The task:
Tally the lines that contain "Acetona" and report the total alone.

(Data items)
━━━━━━━━━━━━━━━━

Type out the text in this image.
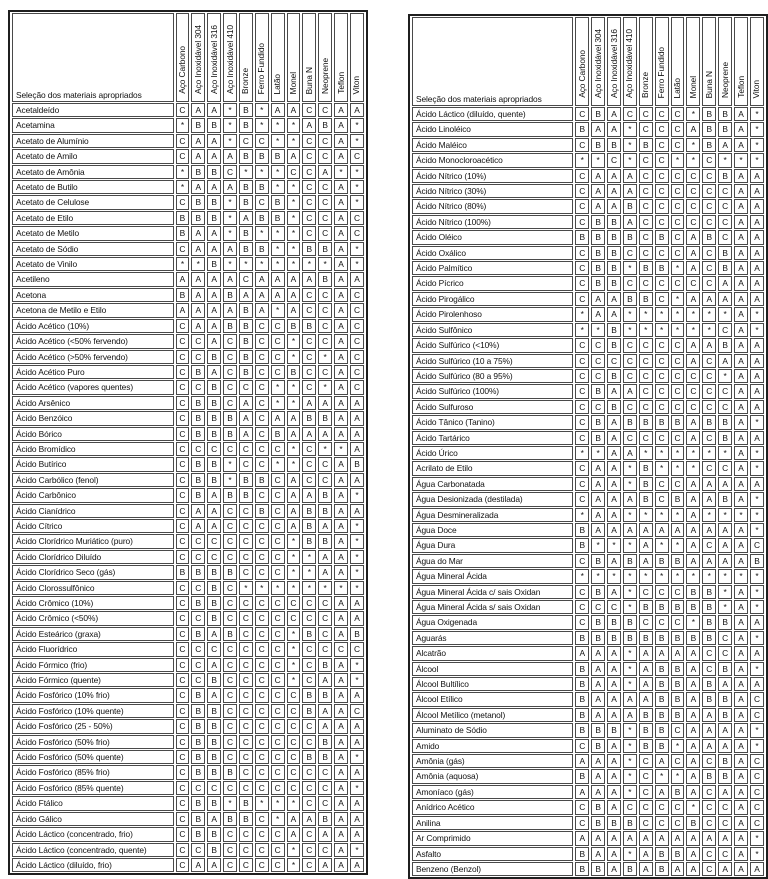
Seleção dos materiais apropriados	Aço Carbono	Aço Inoxidável 304	Aço Inoxidável 316	Aço Inoxidável 410	Bronze	Ferro Fundido	Latão	Monel	Buna N	Neoprene	Teflon	Viton
Acetaldeído	C	A	A	*	B	*	A	A	C	C	A	A
Acetamina	*	B	B	*	B	*	*	*	A	B	A	*
Acetato de Alumínio	C	A	A	*	C	C	*	*	C	C	A	*
Acetato de Amilo	C	A	A	A	B	B	B	A	C	C	A	C
Acetato de Amônia	*	B	B	C	*	*	*	C	C	A	*	*
Acetato de Butilo	*	A	A	A	B	B	*	*	C	C	A	*
Acetato de Celulose	C	B	B	*	B	C	B	*	C	C	A	*
Acetato de Etilo	B	B	B	*	A	B	B	*	C	C	A	C
Acetato de Metilo	B	A	A	*	B	*	*	*	C	C	A	C
Acetato de Sódio	C	A	A	A	B	B	*	*	B	B	A	*
Acetato de Vinilo	*	*	B	*	*	*	*	*	*	*	A	*
Acetileno	A	A	A	A	C	A	A	A	A	B	A	A
Acetona	B	A	A	B	A	A	A	A	C	C	A	C
Acetona de Metilo e Etilo	A	A	A	A	B	A	*	A	C	C	A	C
Ácido Acético (10%)	C	A	A	B	B	C	C	B	B	C	A	C
Ácido Acético (<50% fervendo)	C	C	A	C	B	C	C	*	C	C	A	C
Ácido Acético (>50% fervendo)	C	C	B	C	B	C	C	*	C	*	A	C
Ácido Acético Puro	C	B	A	C	B	C	C	B	C	C	A	C
Ácido Acético (vapores quentes)	C	C	B	C	C	C	*	*	C	*	A	C
Ácido Arsênico	C	B	B	C	A	C	*	*	A	A	A	A
Ácido Benzóico	C	B	B	B	A	C	A	A	B	B	A	A
Ácido Bórico	C	B	B	B	A	C	B	A	A	A	A	A
Ácido Bromídico	C	C	C	C	C	C	C	*	C	*	*	A
Ácido Butírico	C	B	B	*	C	C	*	*	C	C	A	B
Ácido Carbólico (fenol)	C	B	B	*	B	B	C	A	C	C	A	A
Ácido Carbônico	C	B	A	B	B	C	C	A	A	B	A	*
Ácido Cianídrico	C	A	A	C	C	B	C	A	B	B	A	A
Ácido Cítrico	C	A	A	C	C	C	C	A	B	A	A	*
Ácido Clorídrico Muriático (puro)	C	C	C	C	C	C	C	*	B	B	A	*
Ácido Clorídrico Diluído	C	C	C	C	C	C	C	*	*	A	A	*
Ácido Clorídrico Seco (gás)	B	B	B	B	C	C	C	*	*	A	A	*
Ácido Clorossulfônico	C	C	B	C	*	*	*	*	*	*	*	*
Ácido Crômico (10%)	C	B	B	C	C	C	C	C	C	C	A	A
Ácido Crômico (<50%)	C	C	B	C	C	C	C	C	C	C	A	A
Ácido Esteárico (graxa)	C	B	A	B	C	C	C	*	B	C	A	B
Ácido Fluorídrico	C	C	C	C	C	C	C	*	C	C	C	C
Ácido Fórmico (frio)	C	C	A	C	C	C	C	*	C	B	A	*
Ácido Fórmico (quente)	C	C	B	C	C	C	C	*	C	A	A	*
Ácido Fosfórico (10% frio)	C	B	A	C	C	C	C	C	B	B	A	A
Ácido Fosfórico (10% quente)	C	B	B	C	C	C	C	C	B	A	A	C
Ácido Fosfórico (25 - 50%)	C	B	B	C	C	C	C	C	C	A	A	A
Ácido Fosfórico (50% frio)	C	B	B	C	C	C	C	C	C	B	A	A
Ácido Fosfórico (50% quente)	C	B	B	C	C	C	C	C	B	B	A	*
Ácido Fosfórico (85% frio)	C	B	B	B	C	C	C	C	C	C	A	A
Ácido Fosfórico (85% quente)	C	C	C	C	C	C	C	C	C	C	A	*
Ácido Ftálico	C	B	B	*	B	*	*	*	C	C	A	A
Ácido Gálico	C	B	A	B	B	C	*	A	A	B	A	A
Ácido Láctico (concentrado, frio)	C	B	B	C	C	C	C	A	C	A	A	A
Ácido Láctico (concentrado, quente)	C	C	B	C	C	C	C	*	C	C	A	*
Ácido Láctico (diluído, frio)	C	A	A	C	C	C	C	*	C	A	A	A
Seleção dos materiais apropriados	Aço Carbono	Aço Inoxidável 304	Aço Inoxidável 316	Aço Inoxidável 410	Bronze	Ferro Fundido	Latão	Monel	Buna N	Neoprene	Teflon	Viton
Ácido Láctico (diluído, quente)	C	B	A	C	C	C	C	*	B	B	A	*
Ácido Linoléico	B	A	A	*	C	C	C	A	B	B	A	*
Ácido Maléico	C	B	B	*	B	C	C	*	B	A	A	*
Ácido Monocloroacético	*	*	C	*	C	C	*	*	C	*	*	*
Ácido Nítrico (10%)	C	A	A	A	C	C	C	C	C	B	A	A
Ácido Nítrico (30%)	C	A	A	A	C	C	C	C	C	C	A	A
Ácido Nítrico (80%)	C	A	A	B	C	C	C	C	C	C	A	A
Ácido Nítrico (100%)	C	B	B	A	C	C	C	C	C	C	A	A
Ácido Oléico	B	B	B	B	C	B	C	A	B	C	A	A
Ácido Oxálico	C	B	B	C	C	C	C	A	C	B	A	A
Ácido Palmítico	C	B	B	*	B	B	*	A	C	B	A	A
Ácido Pícrico	C	B	B	C	C	C	C	C	C	A	A	A
Ácido Pirogálico	C	A	A	B	B	C	*	A	A	A	A	A
Ácido Pirolenhoso	*	A	A	*	*	*	*	*	*	*	A	*
Ácido Sulfônico	*	*	B	*	*	*	*	*	*	C	A	*
Ácido Sulfúrico (<10%)	C	C	B	C	C	C	C	A	A	B	A	A
Ácido Sulfúrico (10 a 75%)	C	C	C	C	C	C	C	A	C	A	A	A
Ácido Sulfúrico (80 a 95%)	C	C	B	C	C	C	C	C	C	*	A	A
Ácido Sulfúrico (100%)	C	B	A	A	C	C	C	C	C	C	A	A
Ácido Sulfuroso	C	C	B	C	C	C	C	C	C	C	A	A
Ácido Tânico (Tanino)	C	B	A	B	B	B	B	A	B	B	A	*
Ácido Tartárico	C	B	A	C	C	C	C	A	C	B	A	A
Ácido Úrico	*	*	A	A	*	*	*	*	*	*	A	*
Acrilato de Etilo	C	A	A	*	B	*	*	*	C	C	A	*
Água Carbonatada	C	A	A	*	B	C	C	A	A	A	A	A
Água Desionizada (destilada)	C	A	A	A	B	C	B	A	A	B	A	*
Água Desmineralizada	*	A	A	*	*	*	*	A	*	*	*	*
Água Doce	B	A	A	A	A	A	A	A	A	A	A	*
Água Dura	B	*	*	*	A	*	*	A	C	A	A	C
Água do Mar	C	B	A	B	A	B	B	A	A	A	A	B
Água Mineral Ácida	*	*	*	*	*	*	*	*	*	*	*	*
Água Mineral Ácida c/ sais Oxidan	C	B	A	*	C	C	C	B	B	*	A	*
Água Mineral Ácida s/ sais Oxidan	C	C	C	*	B	B	B	B	B	*	A	*
Água Oxigenada	C	B	B	B	C	C	C	*	B	B	A	A
Aguarás	B	B	B	B	B	B	B	B	B	C	A	*
Alcatrão	A	A	A	*	A	A	A	A	C	C	A	A
Álcool	B	A	A	*	A	B	B	A	C	B	A	*
Álcool Bultílico	B	A	A	*	A	B	B	A	B	A	A	A
Álcool Etílico	B	A	A	A	A	B	B	A	B	B	A	C
Álcool Metílico (metanol)	B	A	A	A	B	B	B	A	A	B	A	C
Aluminato de Sódio	B	B	B	*	B	B	C	A	A	A	A	*
Amido	C	B	A	*	B	B	*	A	A	A	A	*
Amônia (gás)	A	A	A	*	C	A	C	A	C	B	A	C
Amônia (aquosa)	B	A	A	*	C	*	*	A	B	B	A	C
Amoníaco (gás)	A	A	A	*	C	A	B	A	C	A	A	C
Anídrico Acético	C	B	A	C	C	C	C	*	C	C	A	C
Anilina	C	B	B	B	C	C	C	B	C	C	A	C
Ar Comprimido	A	A	A	A	A	A	A	A	A	A	A	*
Asfalto	B	A	A	*	A	B	B	A	C	C	A	*
Benzeno (Benzol)	B	B	A	B	A	B	A	A	C	A	A	A
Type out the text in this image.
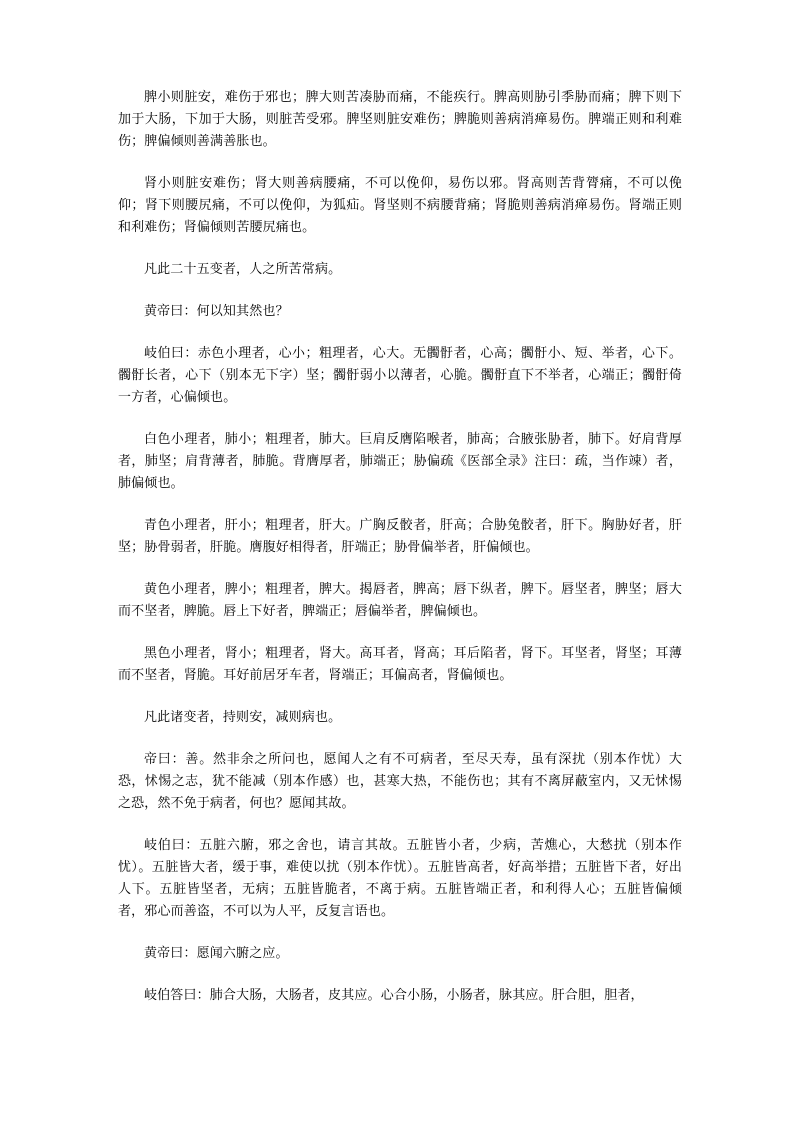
脾小则脏安，难伤于邪也；脾大则苦凑胁而痛，不能疾行。脾高则胁引季胁而痛；脾下则下加于大肠，下加于大肠，则脏苦受邪。脾坚则脏安难伤；脾脆则善病消瘅易伤。脾端正则和利难伤；脾偏倾则善满善胀也。

肾小则脏安难伤；肾大则善病腰痛，不可以俛仰，易伤以邪。肾高则苦背膂痛，不可以俛仰；肾下则腰尻痛，不可以俛仰，为狐疝。肾坚则不病腰背痛；肾脆则善病消瘅易伤。肾端正则和利难伤；肾偏倾则苦腰尻痛也。

凡此二十五变者，人之所苦常病。

黄帝曰：何以知其然也？

岐伯曰：赤色小理者，心小；粗理者，心大。无髑骬者，心高；髑骬小、短、举者，心下。髑骬长者，心下（别本无下字）坚；髑骬弱小以薄者，心脆。髑骬直下不举者，心端正；髑骬倚一方者，心偏倾也。

白色小理者，肺小；粗理者，肺大。巨肩反膺陷喉者，肺高；合腋张胁者，肺下。好肩背厚者，肺坚；肩背薄者，肺脆。背膺厚者，肺端正；胁偏疏《医部全录》注曰：疏，当作竦）者，肺偏倾也。

青色小理者，肝小；粗理者，肝大。广胸反骹者，肝高；合胁兔骹者，肝下。胸胁好者，肝坚；胁骨弱者，肝脆。膺腹好相得者，肝端正；胁骨偏举者，肝偏倾也。

黄色小理者，脾小；粗理者，脾大。揭唇者，脾高；唇下纵者，脾下。唇坚者，脾坚；唇大而不坚者，脾脆。唇上下好者，脾端正；唇偏举者，脾偏倾也。

黑色小理者，肾小；粗理者，肾大。高耳者，肾高；耳后陷者，肾下。耳坚者，肾坚；耳薄而不坚者，肾脆。耳好前居牙车者，肾端正；耳偏高者，肾偏倾也。

凡此诸变者，持则安，减则病也。

帝曰：善。然非余之所问也，愿闻人之有不可病者，至尽天寿，虽有深扰（别本作忧）大恐，怵惕之志，犹不能减（别本作感）也，甚寒大热，不能伤也；其有不离屏蔽室内，又无怵惕之恐，然不免于病者，何也？愿闻其故。

岐伯曰：五脏六腑，邪之舍也，请言其故。五脏皆小者，少病，苦燋心，大愁扰（别本作忧）。五脏皆大者，缓于事，难使以扰（别本作忧）。五脏皆高者，好高举措；五脏皆下者，好出人下。五脏皆坚者，无病；五脏皆脆者，不离于病。五脏皆端正者，和利得人心；五脏皆偏倾者，邪心而善盗，不可以为人平，反复言语也。

黄帝曰：愿闻六腑之应。

岐伯答曰：肺合大肠，大肠者，皮其应。心合小肠，小肠者，脉其应。肝合胆，胆者，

━━━━━━━━━━━━━━━━

Answer to the exercise:
2